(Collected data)
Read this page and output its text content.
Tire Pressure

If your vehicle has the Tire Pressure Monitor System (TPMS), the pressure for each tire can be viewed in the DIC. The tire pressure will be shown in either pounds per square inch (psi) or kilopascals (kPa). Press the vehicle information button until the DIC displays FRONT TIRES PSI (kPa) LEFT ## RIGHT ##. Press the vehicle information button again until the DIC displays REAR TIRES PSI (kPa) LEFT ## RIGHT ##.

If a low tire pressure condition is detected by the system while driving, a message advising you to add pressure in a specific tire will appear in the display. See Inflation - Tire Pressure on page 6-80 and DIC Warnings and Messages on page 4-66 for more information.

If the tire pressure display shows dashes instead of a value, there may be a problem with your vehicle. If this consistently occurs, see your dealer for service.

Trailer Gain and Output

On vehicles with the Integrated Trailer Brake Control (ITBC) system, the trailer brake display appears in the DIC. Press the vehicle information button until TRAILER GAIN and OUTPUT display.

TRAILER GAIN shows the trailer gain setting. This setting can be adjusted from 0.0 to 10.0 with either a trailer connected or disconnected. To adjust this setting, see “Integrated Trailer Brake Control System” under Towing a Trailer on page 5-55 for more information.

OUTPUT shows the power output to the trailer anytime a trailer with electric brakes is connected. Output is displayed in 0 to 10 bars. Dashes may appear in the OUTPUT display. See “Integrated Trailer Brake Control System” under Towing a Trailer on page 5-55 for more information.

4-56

...

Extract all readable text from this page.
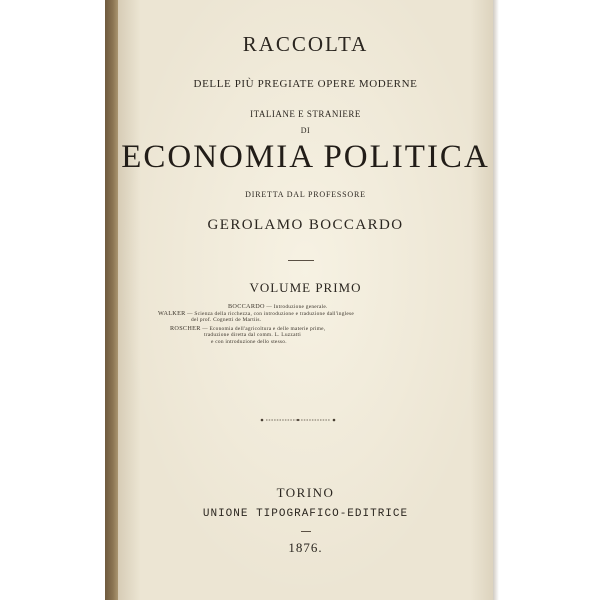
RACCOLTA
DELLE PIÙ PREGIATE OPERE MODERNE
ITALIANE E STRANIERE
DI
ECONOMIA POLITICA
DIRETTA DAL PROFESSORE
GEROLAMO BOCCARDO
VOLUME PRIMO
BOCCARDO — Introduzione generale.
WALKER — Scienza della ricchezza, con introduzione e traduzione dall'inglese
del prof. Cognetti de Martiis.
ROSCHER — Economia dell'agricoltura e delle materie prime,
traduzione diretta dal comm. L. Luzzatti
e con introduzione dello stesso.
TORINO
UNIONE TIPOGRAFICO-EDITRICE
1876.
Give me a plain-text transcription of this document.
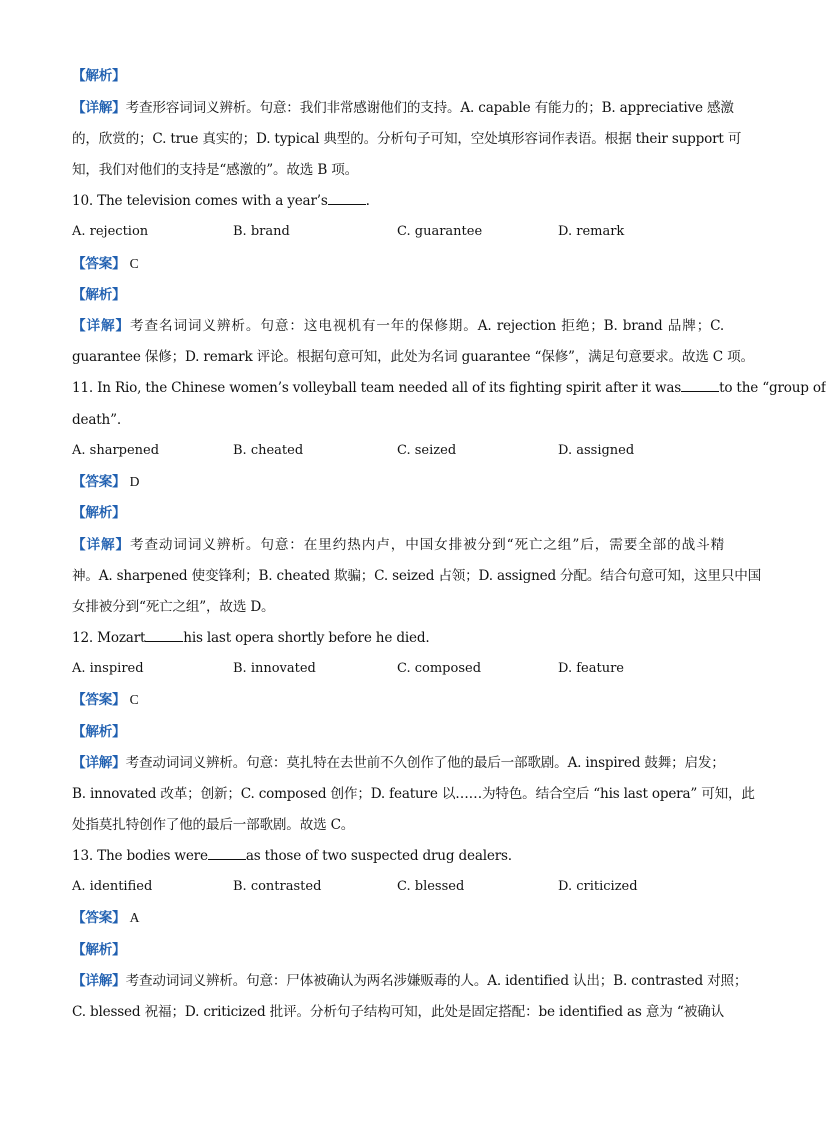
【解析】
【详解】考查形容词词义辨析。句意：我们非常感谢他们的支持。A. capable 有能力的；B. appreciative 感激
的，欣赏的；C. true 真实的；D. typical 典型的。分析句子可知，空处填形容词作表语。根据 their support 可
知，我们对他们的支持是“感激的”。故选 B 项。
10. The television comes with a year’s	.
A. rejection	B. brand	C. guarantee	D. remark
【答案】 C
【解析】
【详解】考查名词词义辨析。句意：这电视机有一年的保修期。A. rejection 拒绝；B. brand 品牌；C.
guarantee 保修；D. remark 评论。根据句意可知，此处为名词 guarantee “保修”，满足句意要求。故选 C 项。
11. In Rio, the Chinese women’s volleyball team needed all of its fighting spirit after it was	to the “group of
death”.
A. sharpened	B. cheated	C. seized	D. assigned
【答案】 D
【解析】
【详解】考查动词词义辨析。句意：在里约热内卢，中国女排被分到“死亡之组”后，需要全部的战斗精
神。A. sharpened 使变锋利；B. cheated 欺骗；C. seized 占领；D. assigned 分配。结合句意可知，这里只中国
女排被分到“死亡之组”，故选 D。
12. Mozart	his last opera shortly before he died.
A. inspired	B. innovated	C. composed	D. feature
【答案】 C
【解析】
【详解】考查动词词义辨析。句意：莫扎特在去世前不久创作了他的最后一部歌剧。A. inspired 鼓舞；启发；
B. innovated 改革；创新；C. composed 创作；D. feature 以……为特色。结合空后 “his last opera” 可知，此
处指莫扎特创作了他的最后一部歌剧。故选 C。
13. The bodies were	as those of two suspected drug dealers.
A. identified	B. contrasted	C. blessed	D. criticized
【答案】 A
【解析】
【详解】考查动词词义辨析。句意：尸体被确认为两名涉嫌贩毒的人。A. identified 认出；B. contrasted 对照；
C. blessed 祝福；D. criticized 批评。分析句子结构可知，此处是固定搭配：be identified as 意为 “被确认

==

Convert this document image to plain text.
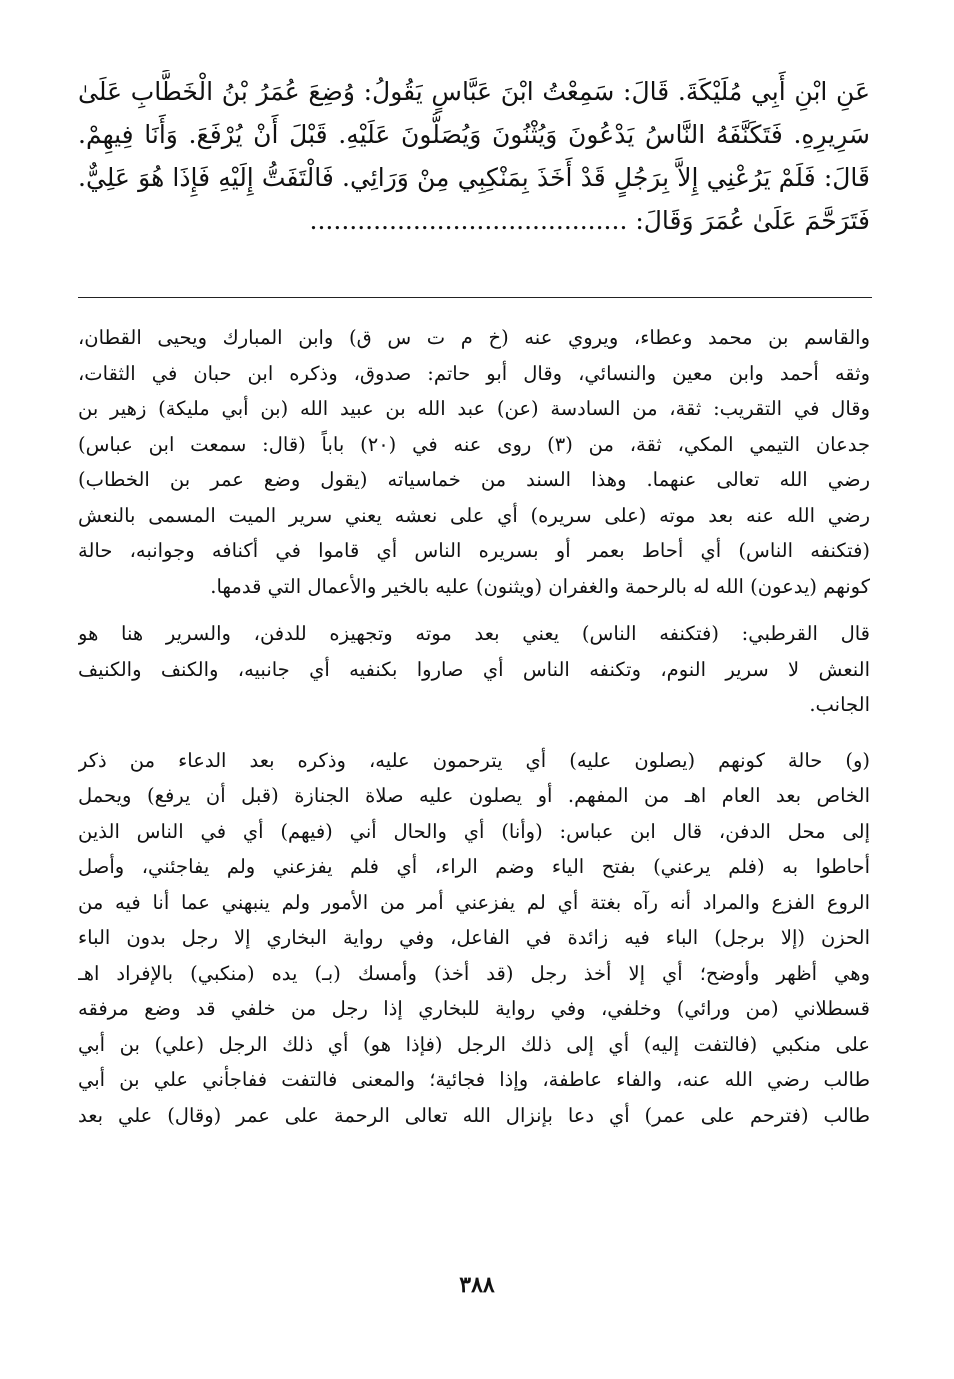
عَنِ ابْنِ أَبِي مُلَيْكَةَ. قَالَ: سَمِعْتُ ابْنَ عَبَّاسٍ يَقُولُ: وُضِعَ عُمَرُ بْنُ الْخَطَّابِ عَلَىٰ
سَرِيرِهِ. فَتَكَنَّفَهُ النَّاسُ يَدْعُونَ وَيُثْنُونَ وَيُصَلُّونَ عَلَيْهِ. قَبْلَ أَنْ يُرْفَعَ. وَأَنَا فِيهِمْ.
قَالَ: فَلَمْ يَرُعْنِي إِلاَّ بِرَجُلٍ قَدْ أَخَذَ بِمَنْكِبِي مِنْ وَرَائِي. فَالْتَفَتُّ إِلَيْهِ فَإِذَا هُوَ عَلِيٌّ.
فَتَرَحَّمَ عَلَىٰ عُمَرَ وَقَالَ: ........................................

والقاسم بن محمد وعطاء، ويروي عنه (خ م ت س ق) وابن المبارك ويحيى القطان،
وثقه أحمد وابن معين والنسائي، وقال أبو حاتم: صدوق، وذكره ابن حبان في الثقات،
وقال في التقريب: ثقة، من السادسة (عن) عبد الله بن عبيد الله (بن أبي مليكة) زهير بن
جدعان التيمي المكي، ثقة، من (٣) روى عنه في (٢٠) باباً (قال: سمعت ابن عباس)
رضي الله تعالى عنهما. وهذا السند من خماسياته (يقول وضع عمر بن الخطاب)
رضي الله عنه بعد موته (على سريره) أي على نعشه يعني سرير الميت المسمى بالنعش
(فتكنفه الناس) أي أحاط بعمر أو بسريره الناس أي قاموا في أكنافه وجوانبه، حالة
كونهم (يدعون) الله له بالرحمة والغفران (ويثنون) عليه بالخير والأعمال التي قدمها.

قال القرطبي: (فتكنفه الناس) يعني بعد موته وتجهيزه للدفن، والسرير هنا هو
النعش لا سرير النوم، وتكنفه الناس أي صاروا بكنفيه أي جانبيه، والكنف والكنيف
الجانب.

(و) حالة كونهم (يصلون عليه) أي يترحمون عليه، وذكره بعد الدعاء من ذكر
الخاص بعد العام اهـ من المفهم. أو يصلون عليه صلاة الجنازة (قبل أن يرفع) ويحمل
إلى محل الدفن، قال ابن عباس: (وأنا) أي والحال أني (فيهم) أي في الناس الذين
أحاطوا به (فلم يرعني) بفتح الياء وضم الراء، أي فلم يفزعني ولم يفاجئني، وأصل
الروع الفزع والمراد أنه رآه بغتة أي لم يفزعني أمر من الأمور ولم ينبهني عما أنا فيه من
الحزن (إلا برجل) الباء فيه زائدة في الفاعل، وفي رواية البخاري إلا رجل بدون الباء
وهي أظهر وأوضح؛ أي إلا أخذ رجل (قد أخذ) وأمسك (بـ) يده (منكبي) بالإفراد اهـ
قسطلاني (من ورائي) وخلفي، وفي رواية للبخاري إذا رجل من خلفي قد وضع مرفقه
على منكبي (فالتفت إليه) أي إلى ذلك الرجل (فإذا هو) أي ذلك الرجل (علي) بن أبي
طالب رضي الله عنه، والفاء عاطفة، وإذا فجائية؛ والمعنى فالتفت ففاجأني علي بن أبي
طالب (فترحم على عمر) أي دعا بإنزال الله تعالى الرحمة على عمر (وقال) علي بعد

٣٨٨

Aim of the exercise >> Return each line among the entries that holds the word "يصلون".

Exercise answer >>
(و) حالة كونهم (يصلون عليه) أي يترحمون عليه، وذكره بعد الدعاء من ذكر
الخاص بعد العام اهـ من المفهم. أو يصلون عليه صلاة الجنازة (قبل أن يرفع) ويحمل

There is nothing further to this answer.